§ **Short task**: Report the count of lines below that include "raspodjelu", without any other text.

+ + + + +

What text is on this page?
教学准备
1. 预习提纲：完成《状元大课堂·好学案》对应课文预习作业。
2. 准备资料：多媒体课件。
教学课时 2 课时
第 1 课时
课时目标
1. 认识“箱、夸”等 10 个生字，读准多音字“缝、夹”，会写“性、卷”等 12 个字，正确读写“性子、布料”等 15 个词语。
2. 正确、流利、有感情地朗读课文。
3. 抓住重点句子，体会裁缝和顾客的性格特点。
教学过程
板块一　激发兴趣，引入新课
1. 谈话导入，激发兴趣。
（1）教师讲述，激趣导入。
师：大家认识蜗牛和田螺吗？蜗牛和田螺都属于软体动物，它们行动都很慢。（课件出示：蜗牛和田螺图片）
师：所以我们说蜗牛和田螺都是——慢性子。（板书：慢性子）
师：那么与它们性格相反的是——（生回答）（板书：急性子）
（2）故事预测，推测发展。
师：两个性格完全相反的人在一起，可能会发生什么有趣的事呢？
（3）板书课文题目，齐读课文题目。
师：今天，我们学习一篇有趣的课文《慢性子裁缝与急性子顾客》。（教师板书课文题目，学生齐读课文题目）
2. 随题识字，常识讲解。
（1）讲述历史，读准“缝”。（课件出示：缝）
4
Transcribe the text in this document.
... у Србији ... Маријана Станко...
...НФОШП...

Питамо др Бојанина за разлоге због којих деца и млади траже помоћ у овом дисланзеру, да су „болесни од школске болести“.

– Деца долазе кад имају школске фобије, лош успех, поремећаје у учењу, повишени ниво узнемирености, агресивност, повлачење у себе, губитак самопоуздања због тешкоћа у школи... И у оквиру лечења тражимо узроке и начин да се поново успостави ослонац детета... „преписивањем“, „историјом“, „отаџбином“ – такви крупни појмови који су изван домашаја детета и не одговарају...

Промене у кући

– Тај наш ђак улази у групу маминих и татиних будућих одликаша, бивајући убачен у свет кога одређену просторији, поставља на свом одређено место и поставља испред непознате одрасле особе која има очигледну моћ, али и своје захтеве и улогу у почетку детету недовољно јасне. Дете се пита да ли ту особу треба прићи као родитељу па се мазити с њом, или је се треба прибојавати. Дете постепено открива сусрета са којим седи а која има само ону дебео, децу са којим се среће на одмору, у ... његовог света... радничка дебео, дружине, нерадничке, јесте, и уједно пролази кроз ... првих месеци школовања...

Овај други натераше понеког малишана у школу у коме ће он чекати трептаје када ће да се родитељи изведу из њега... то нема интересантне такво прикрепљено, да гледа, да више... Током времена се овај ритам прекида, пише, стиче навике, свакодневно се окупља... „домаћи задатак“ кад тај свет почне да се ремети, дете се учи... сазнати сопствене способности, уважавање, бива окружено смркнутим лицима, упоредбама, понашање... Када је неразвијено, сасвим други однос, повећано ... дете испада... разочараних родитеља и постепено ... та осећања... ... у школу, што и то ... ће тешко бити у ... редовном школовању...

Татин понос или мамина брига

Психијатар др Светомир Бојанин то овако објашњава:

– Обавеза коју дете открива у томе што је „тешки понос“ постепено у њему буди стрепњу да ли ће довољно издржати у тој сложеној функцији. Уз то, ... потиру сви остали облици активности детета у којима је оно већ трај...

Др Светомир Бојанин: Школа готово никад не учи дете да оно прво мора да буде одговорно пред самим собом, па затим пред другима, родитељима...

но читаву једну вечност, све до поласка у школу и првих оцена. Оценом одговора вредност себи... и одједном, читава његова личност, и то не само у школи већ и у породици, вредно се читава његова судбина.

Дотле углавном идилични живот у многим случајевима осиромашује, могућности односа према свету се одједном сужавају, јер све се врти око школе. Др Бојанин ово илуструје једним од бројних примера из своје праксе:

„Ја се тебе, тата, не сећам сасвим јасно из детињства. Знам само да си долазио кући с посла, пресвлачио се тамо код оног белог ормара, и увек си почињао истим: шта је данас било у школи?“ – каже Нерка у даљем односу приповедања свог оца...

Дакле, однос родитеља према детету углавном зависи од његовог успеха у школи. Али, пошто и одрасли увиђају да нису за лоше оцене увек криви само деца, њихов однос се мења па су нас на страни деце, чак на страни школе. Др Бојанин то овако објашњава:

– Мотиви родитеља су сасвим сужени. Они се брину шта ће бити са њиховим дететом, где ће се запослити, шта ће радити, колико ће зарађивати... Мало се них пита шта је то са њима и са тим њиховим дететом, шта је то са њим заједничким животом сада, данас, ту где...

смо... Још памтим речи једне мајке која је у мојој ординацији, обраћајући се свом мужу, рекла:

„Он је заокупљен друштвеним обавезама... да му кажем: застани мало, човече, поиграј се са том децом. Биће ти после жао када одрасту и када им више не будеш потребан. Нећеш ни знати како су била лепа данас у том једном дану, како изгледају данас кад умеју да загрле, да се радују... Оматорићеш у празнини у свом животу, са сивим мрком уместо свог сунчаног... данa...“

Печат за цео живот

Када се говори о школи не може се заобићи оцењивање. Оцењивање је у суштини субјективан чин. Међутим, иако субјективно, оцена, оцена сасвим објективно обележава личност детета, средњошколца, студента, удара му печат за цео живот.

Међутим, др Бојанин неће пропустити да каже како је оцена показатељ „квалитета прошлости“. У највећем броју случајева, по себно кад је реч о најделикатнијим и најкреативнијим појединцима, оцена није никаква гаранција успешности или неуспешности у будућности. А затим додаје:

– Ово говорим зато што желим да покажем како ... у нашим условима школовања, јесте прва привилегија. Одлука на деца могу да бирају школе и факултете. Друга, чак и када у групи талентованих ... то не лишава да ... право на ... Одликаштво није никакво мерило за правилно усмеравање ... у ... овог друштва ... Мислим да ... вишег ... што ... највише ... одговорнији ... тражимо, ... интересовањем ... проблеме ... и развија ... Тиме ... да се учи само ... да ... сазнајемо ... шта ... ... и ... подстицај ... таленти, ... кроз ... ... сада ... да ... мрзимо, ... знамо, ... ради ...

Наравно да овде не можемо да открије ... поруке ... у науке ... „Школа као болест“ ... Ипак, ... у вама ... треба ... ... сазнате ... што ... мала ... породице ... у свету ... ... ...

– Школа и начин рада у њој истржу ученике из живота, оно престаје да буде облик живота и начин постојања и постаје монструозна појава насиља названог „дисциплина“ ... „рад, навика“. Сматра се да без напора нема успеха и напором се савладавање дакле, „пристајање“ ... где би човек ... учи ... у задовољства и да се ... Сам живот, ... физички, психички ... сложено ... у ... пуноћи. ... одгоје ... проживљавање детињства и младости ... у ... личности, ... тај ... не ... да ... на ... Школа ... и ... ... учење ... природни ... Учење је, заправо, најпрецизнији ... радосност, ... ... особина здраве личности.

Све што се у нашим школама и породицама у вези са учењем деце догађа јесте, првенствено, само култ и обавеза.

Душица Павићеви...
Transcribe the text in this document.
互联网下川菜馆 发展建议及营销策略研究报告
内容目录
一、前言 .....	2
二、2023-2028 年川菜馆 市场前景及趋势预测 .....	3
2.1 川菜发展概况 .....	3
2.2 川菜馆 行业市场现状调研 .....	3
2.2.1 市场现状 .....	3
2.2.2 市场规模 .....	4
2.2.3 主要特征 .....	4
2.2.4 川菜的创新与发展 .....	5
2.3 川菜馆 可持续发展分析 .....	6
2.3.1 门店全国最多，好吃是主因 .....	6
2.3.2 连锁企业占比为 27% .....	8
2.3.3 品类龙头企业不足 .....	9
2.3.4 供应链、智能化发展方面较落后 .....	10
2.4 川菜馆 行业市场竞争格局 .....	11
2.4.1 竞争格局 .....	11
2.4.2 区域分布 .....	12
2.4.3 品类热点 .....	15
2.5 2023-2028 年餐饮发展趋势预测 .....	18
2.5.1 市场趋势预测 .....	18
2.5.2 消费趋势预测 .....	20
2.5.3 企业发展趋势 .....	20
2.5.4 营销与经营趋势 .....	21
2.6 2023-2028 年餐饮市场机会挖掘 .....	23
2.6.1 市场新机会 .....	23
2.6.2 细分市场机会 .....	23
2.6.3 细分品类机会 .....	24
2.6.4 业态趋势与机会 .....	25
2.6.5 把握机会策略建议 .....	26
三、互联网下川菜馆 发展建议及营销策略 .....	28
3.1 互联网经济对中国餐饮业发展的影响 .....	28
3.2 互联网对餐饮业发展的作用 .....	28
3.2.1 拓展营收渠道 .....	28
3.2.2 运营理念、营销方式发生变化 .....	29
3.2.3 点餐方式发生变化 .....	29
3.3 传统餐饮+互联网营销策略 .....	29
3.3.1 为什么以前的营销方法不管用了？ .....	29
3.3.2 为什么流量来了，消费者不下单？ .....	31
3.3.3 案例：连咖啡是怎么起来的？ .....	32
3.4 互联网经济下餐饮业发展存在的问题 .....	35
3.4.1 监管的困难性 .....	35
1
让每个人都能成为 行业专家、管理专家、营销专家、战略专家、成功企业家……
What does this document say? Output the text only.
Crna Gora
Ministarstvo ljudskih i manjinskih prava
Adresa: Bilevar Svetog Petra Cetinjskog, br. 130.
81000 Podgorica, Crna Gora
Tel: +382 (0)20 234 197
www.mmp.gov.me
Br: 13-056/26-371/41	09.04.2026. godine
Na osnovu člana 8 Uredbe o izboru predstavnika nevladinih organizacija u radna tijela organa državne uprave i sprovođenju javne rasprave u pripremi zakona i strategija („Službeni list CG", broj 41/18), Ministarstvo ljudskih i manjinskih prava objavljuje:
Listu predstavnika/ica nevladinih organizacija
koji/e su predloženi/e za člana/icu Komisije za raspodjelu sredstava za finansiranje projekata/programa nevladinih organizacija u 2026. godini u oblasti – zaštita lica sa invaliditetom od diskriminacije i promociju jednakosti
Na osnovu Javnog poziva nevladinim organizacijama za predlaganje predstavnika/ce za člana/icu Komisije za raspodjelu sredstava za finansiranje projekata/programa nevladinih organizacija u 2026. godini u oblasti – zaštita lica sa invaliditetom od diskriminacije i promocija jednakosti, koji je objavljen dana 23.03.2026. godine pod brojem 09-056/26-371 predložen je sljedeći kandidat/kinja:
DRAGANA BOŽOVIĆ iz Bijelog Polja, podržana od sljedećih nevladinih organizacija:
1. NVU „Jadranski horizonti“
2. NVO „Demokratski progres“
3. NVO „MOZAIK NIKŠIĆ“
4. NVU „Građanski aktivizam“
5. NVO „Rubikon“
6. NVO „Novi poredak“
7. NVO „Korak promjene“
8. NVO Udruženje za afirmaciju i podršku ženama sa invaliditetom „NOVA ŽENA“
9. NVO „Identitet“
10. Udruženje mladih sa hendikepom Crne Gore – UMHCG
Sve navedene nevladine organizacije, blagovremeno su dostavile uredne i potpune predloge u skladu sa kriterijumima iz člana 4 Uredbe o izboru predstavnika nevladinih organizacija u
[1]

+ + + + +

§ **Output below**: 2